--- start of DATASET ---

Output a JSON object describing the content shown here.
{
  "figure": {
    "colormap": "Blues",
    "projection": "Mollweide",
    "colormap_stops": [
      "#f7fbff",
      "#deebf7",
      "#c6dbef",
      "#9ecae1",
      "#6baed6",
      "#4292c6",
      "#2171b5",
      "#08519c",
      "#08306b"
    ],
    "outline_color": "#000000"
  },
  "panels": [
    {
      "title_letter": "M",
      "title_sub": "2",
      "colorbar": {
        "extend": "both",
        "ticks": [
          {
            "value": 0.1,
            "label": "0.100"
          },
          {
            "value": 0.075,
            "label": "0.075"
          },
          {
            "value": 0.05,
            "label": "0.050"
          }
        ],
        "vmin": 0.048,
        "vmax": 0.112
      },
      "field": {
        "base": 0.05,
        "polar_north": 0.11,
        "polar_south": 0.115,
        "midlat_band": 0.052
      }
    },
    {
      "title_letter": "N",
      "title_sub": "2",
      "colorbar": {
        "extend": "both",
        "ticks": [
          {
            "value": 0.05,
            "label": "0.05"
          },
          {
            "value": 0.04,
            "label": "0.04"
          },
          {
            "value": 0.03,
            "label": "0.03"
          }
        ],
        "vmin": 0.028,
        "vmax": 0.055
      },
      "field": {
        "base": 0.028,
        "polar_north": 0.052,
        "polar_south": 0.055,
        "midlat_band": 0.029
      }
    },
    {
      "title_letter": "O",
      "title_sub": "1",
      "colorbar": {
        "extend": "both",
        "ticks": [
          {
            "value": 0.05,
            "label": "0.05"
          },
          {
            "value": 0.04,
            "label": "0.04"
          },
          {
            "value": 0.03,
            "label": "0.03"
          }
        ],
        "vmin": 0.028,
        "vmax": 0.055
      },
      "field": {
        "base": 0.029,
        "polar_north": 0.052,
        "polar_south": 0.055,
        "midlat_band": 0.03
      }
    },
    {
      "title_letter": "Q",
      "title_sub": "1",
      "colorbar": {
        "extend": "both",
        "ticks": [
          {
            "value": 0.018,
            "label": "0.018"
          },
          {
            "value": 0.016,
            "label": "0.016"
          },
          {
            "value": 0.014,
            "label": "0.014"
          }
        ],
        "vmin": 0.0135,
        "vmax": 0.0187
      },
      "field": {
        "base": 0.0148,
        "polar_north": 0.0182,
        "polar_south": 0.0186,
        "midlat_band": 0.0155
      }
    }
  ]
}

--- end of DATASET ---

**SHORT PROBLEM**
Using the listing above, please repeat every entry exactly.

**ANSWER IN FULL**
Output a JSON object describing the content shown here.
{
  "figure": {
    "colormap": "Blues",
    "projection": "Mollweide",
    "colormap_stops": [
      "#f7fbff",
      "#deebf7",
      "#c6dbef",
      "#9ecae1",
      "#6baed6",
      "#4292c6",
      "#2171b5",
      "#08519c",
      "#08306b"
    ],
    "outline_color": "#000000"
  },
  "panels": [
    {
      "title_letter": "M",
      "title_sub": "2",
      "colorbar": {
        "extend": "both",
        "ticks": [
          {
            "value": 0.1,
            "label": "0.100"
          },
          {
            "value": 0.075,
            "label": "0.075"
          },
          {
            "value": 0.05,
            "label": "0.050"
          }
        ],
        "vmin": 0.048,
        "vmax": 0.112
      },
      "field": {
        "base": 0.05,
        "polar_north": 0.11,
        "polar_south": 0.115,
        "midlat_band": 0.052
      }
    },
    {
      "title_letter": "N",
      "title_sub": "2",
      "colorbar": {
        "extend": "both",
        "ticks": [
          {
            "value": 0.05,
            "label": "0.05"
          },
          {
            "value": 0.04,
            "label": "0.04"
          },
          {
            "value": 0.03,
            "label": "0.03"
          }
        ],
        "vmin": 0.028,
        "vmax": 0.055
      },
      "field": {
        "base": 0.028,
        "polar_north": 0.052,
        "polar_south": 0.055,
        "midlat_band": 0.029
      }
    },
    {
      "title_letter": "O",
      "title_sub": "1",
      "colorbar": {
        "extend": "both",
        "ticks": [
          {
            "value": 0.05,
            "label": "0.05"
          },
          {
            "value": 0.04,
            "label": "0.04"
          },
          {
            "value": 0.03,
            "label": "0.03"
          }
        ],
        "vmin": 0.028,
        "vmax": 0.055
      },
      "field": {
        "base": 0.029,
        "polar_north": 0.052,
        "polar_south": 0.055,
        "midlat_band": 0.03
      }
    },
    {
      "title_letter": "Q",
      "title_sub": "1",
      "colorbar": {
        "extend": "both",
        "ticks": [
          {
            "value": 0.018,
            "label": "0.018"
          },
          {
            "value": 0.016,
            "label": "0.016"
          },
          {
            "value": 0.014,
            "label": "0.014"
          }
        ],
        "vmin": 0.0135,
        "vmax": 0.0187
      },
      "field": {
        "base": 0.0148,
        "polar_north": 0.0182,
        "polar_south": 0.0186,
        "midlat_band": 0.0155
      }
    }
  ]
}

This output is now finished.